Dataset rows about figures
-------------------------

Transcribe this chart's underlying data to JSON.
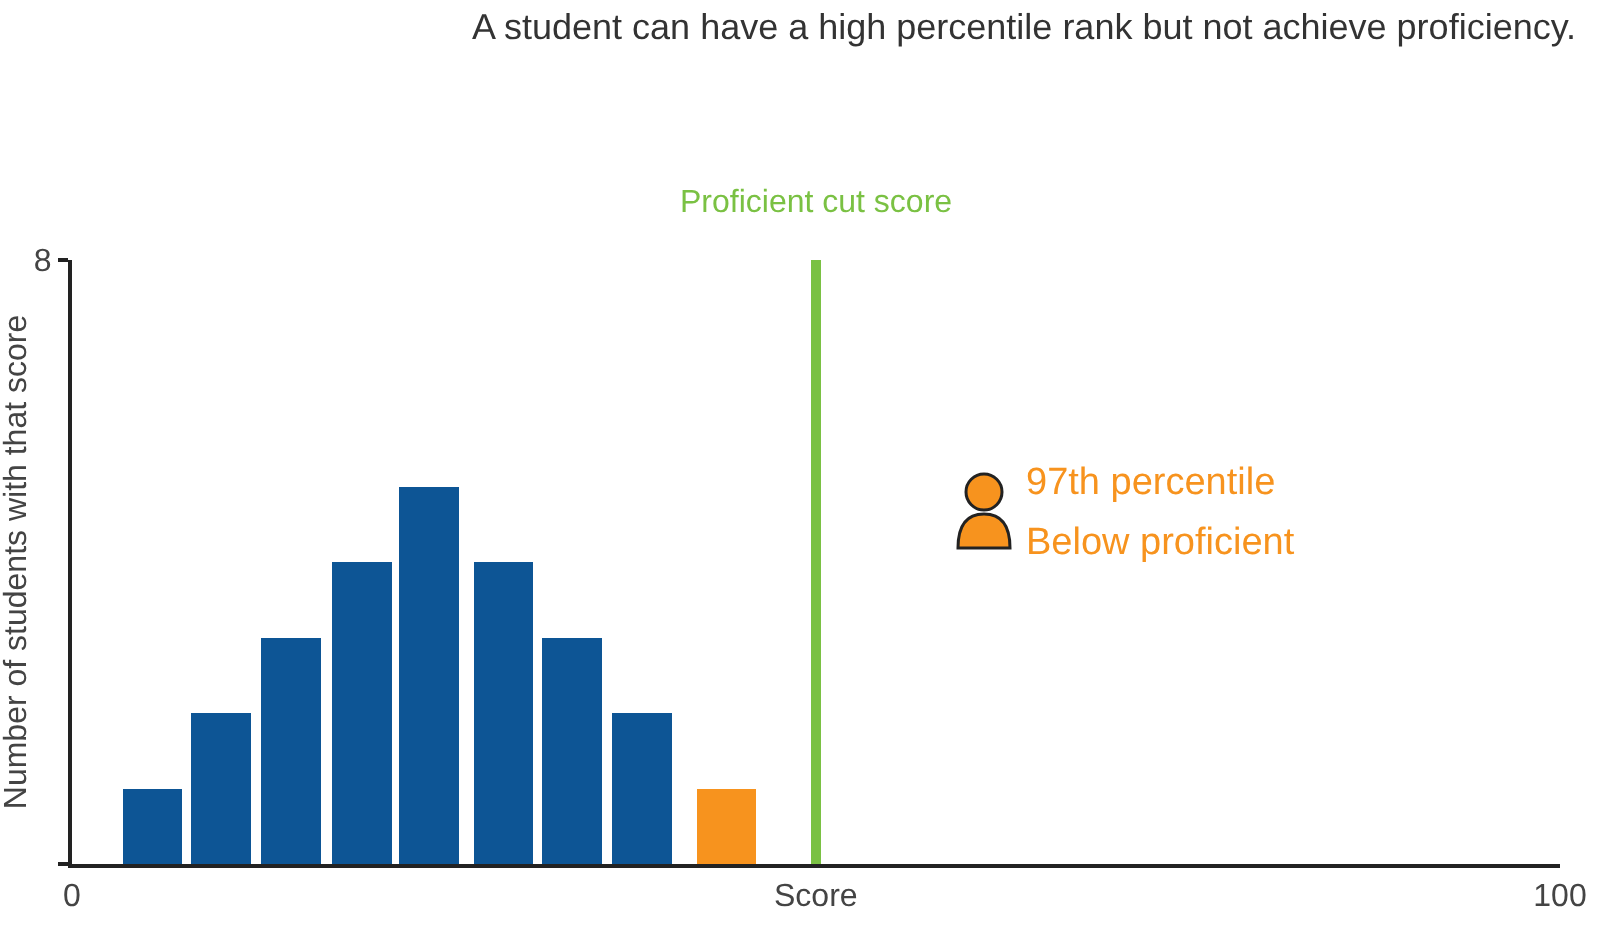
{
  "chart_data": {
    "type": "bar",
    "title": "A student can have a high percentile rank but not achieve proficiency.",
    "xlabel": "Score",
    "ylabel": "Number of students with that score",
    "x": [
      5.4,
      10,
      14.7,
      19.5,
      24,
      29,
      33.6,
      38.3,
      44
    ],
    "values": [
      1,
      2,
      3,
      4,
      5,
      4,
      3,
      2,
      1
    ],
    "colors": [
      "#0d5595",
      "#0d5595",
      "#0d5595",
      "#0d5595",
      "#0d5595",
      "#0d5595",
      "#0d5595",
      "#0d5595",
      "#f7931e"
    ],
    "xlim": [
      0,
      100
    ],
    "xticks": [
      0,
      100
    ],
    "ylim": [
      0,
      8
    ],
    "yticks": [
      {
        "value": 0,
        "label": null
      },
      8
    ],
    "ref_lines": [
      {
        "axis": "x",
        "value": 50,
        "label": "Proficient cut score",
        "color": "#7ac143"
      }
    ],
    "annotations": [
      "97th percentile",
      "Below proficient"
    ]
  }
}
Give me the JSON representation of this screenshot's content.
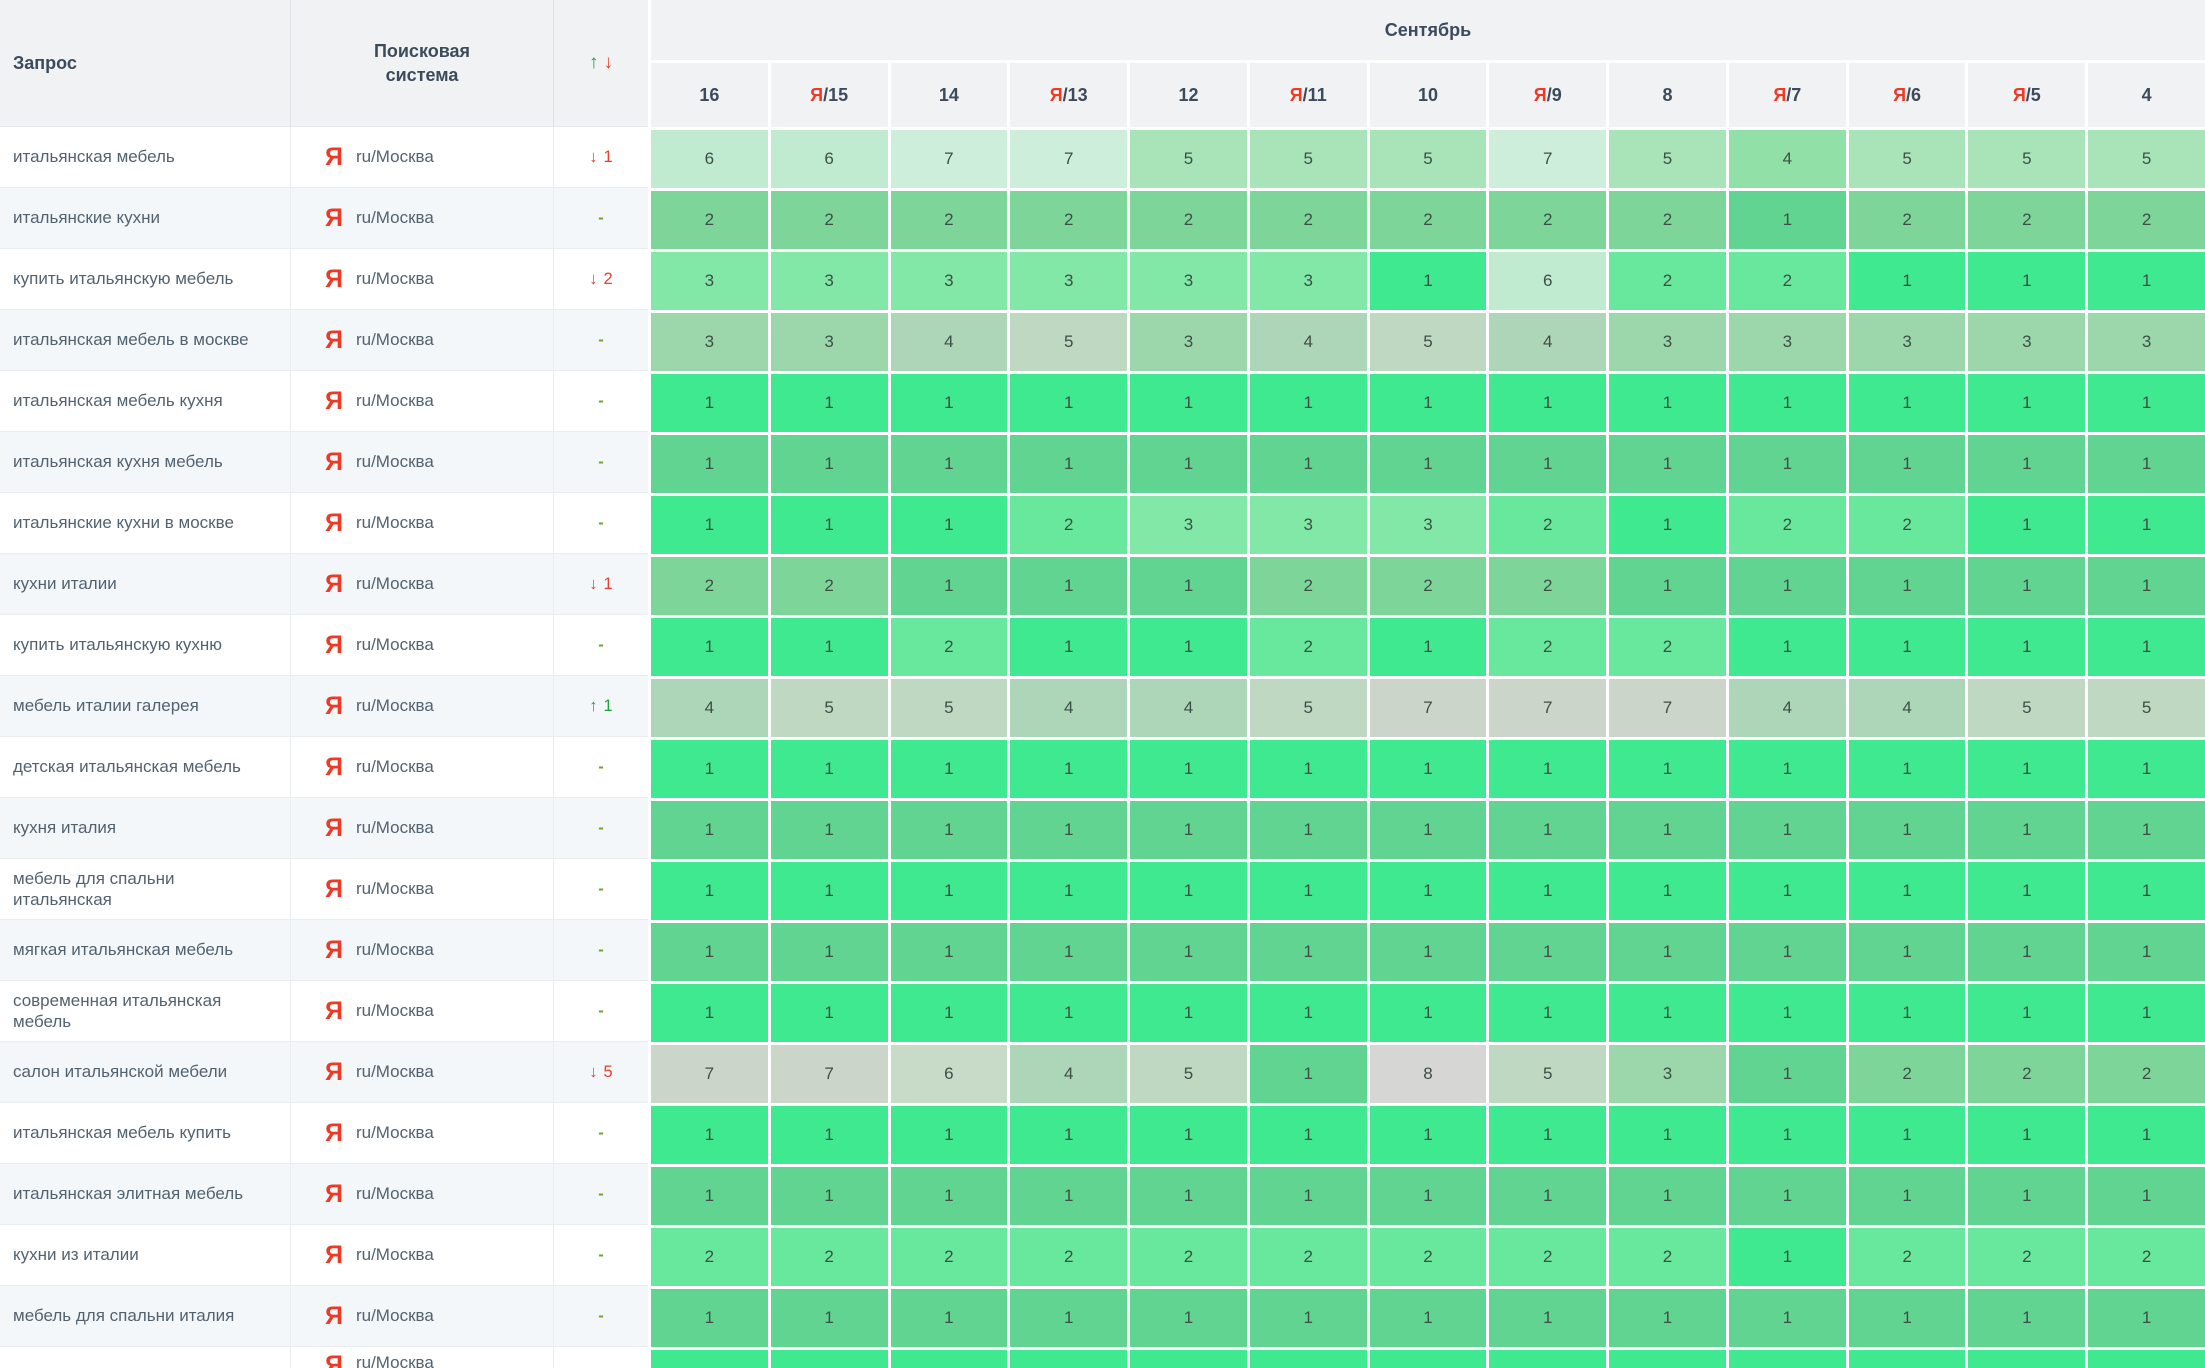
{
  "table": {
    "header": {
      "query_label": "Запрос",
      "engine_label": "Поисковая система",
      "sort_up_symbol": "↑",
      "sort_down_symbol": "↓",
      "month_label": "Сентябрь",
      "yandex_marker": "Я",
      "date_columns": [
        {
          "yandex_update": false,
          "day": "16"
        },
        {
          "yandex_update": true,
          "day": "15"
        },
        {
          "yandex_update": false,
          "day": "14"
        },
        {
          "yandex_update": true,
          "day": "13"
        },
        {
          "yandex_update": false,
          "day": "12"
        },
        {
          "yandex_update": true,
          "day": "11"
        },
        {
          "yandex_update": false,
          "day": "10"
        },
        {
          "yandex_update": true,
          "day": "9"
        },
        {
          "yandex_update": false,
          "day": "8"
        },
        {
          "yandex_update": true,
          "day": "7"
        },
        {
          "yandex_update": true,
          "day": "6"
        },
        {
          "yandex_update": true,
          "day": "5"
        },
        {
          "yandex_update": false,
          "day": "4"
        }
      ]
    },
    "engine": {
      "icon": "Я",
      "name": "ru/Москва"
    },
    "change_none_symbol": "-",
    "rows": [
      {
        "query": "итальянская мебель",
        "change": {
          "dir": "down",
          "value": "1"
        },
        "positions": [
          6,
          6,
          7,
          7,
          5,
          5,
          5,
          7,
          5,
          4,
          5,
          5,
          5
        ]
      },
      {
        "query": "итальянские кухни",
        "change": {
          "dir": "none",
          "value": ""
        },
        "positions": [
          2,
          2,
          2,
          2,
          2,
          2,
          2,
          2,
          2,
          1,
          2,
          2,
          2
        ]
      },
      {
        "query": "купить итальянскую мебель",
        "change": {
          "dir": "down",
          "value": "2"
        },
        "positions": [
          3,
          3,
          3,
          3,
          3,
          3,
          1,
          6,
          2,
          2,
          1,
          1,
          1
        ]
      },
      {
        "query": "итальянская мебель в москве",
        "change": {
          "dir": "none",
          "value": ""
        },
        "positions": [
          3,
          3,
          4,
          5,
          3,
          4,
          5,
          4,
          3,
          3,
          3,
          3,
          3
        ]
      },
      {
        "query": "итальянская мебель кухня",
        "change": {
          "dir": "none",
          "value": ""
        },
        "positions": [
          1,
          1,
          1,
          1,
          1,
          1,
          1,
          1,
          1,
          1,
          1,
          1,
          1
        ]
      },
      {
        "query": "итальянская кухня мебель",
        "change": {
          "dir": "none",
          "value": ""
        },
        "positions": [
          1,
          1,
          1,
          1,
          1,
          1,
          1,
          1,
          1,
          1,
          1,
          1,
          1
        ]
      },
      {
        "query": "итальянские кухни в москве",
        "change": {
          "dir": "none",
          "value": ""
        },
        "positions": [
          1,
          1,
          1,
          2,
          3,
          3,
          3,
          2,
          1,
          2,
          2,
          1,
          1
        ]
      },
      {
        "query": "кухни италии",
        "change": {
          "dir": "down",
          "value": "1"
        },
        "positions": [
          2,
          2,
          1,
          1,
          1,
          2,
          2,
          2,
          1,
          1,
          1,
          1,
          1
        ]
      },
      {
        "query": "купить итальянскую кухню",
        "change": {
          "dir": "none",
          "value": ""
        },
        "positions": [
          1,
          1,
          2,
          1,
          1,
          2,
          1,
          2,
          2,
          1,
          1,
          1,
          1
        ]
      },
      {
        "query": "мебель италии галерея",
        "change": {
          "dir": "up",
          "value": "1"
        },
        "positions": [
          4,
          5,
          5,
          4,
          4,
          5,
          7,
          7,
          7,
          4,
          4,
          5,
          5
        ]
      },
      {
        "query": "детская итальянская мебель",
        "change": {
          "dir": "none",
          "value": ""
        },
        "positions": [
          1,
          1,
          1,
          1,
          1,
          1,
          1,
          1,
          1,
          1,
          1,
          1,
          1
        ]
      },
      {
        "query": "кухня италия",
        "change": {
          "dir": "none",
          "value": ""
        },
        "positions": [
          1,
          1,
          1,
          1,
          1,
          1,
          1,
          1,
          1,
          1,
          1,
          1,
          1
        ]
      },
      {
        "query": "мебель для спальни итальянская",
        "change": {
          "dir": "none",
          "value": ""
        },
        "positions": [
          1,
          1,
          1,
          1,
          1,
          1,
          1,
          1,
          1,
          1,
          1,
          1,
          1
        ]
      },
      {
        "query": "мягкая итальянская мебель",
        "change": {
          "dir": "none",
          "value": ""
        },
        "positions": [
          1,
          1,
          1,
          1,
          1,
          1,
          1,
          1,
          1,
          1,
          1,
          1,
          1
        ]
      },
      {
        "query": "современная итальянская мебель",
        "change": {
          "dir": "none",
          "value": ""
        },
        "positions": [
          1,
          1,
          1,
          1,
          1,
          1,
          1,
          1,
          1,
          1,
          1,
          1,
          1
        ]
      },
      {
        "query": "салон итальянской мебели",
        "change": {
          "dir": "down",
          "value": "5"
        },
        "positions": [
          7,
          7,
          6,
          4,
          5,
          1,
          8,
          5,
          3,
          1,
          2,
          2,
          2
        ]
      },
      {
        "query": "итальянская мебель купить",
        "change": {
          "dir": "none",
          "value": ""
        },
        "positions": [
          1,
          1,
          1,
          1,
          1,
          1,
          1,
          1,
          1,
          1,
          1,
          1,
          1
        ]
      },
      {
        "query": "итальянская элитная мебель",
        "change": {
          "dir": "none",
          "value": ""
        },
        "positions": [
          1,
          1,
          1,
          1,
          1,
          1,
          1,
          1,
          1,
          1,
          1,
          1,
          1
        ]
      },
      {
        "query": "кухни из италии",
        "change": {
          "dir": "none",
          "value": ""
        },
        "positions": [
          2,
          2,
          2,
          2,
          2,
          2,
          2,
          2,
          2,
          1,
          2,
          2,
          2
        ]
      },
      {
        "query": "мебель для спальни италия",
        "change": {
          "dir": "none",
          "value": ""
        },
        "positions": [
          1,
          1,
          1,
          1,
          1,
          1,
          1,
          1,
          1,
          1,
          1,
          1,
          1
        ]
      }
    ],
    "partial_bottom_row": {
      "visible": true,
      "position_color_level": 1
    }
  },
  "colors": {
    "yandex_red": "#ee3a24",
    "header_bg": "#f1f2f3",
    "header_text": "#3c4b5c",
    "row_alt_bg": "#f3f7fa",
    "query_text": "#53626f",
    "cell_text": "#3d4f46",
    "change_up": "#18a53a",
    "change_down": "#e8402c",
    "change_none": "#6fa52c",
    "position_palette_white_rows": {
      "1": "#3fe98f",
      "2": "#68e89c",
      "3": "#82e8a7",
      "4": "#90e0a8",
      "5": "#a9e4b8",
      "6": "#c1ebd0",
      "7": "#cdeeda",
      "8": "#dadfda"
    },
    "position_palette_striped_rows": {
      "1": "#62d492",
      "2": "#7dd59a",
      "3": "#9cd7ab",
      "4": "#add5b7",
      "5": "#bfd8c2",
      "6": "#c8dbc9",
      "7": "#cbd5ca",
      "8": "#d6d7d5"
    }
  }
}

-------------------------

TASK GOAL
Pick out and copy the lines of the material that include the word "итальянскую".

ANSWER BELOW
        "query": "купить итальянскую мебель",
        "query": "купить итальянскую кухню",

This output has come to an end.